- [STATED TASK]
Copy the material below line for line, changing nothing.

Coordinate annotation records:
● ● ● ● ●
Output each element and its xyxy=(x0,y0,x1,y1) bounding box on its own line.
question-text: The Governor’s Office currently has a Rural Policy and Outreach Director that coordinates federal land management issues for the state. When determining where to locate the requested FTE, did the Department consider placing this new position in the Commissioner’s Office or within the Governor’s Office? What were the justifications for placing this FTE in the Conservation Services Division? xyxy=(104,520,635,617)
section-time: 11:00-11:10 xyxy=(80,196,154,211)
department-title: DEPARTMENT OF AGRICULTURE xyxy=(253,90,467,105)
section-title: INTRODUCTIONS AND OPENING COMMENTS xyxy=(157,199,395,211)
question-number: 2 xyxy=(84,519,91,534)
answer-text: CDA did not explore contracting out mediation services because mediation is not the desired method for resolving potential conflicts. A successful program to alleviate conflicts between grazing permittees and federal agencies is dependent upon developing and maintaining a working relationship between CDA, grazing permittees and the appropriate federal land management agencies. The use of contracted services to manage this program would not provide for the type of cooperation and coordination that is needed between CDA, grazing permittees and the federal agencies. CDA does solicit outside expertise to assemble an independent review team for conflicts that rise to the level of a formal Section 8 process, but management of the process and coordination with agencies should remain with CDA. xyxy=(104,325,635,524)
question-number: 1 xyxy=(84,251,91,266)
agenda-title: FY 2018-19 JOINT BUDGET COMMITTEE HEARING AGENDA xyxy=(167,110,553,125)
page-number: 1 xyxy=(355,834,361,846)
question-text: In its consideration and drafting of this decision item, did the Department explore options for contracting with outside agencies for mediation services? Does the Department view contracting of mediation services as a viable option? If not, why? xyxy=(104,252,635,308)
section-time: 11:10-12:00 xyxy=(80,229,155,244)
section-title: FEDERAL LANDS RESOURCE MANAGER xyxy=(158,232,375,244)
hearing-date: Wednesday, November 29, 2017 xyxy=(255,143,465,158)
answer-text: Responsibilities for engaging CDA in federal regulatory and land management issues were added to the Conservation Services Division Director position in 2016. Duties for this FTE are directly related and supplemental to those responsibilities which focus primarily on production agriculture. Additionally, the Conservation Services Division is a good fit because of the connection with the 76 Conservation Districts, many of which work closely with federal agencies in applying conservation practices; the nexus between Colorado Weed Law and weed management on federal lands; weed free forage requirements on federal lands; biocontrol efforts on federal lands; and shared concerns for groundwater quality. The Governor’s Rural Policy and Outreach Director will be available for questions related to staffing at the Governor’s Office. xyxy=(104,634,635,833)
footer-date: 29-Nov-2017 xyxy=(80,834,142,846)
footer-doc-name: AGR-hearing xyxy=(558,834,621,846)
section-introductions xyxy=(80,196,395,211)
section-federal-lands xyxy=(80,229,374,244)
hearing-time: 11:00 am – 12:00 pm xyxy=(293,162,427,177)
● ● ● ● ●
- [WRITTEN SOLUTION]
Output each element and its xyxy=(x0,y0,x1,y1) bounding box on its own line.
question-text: The Governor’s Office currently has a Rural Policy and Outreach Director that coordinates federal land management issues for the state. When determining where to locate the requested FTE, did the Department consider placing this new position in the Commissioner’s Office or within the Governor’s Office? What were the justifications for placing this FTE in the Conservation Services Division? xyxy=(104,520,635,617)
section-time: 11:00-11:10 xyxy=(80,196,154,211)
department-title: DEPARTMENT OF AGRICULTURE xyxy=(253,90,467,105)
section-title: INTRODUCTIONS AND OPENING COMMENTS xyxy=(157,199,395,211)
question-number: 2 xyxy=(84,519,91,534)
answer-text: CDA did not explore contracting out mediation services because mediation is not the desired method for resolving potential conflicts. A successful program to alleviate conflicts between grazing permittees and federal agencies is dependent upon developing and maintaining a working relationship between CDA, grazing permittees and the appropriate federal land management agencies. The use of contracted services to manage this program would not provide for the type of cooperation and coordination that is needed between CDA, grazing permittees and the federal agencies. CDA does solicit outside expertise to assemble an independent review team for conflicts that rise to the level of a formal Section 8 process, but management of the process and coordination with agencies should remain with CDA. xyxy=(104,325,635,524)
question-number: 1 xyxy=(84,251,91,266)
agenda-title: FY 2018-19 JOINT BUDGET COMMITTEE HEARING AGENDA xyxy=(167,110,553,125)
page-number: 1 xyxy=(355,834,361,846)
question-text: In its consideration and drafting of this decision item, did the Department explore options for contracting with outside agencies for mediation services? Does the Department view contracting of mediation services as a viable option? If not, why? xyxy=(104,252,635,308)
section-time: 11:10-12:00 xyxy=(80,229,155,244)
section-title: FEDERAL LANDS RESOURCE MANAGER xyxy=(158,232,375,244)
hearing-date: Wednesday, November 29, 2017 xyxy=(255,143,465,158)
answer-text: Responsibilities for engaging CDA in federal regulatory and land management issues were added to the Conservation Services Division Director position in 2016. Duties for this FTE are directly related and supplemental to those responsibilities which focus primarily on production agriculture. Additionally, the Conservation Services Division is a good fit because of the connection with the 76 Conservation Districts, many of which work closely with federal agencies in applying conservation practices; the nexus between Colorado Weed Law and weed management on federal lands; weed free forage requirements on federal lands; biocontrol efforts on federal lands; and shared concerns for groundwater quality. The Governor’s Rural Policy and Outreach Director will be available for questions related to staffing at the Governor’s Office. xyxy=(104,634,635,833)
footer-date: 29-Nov-2017 xyxy=(80,834,142,846)
footer-doc-name: AGR-hearing xyxy=(558,834,621,846)
section-introductions xyxy=(80,196,395,211)
section-federal-lands xyxy=(80,229,374,244)
hearing-time: 11:00 am – 12:00 pm xyxy=(293,162,427,177)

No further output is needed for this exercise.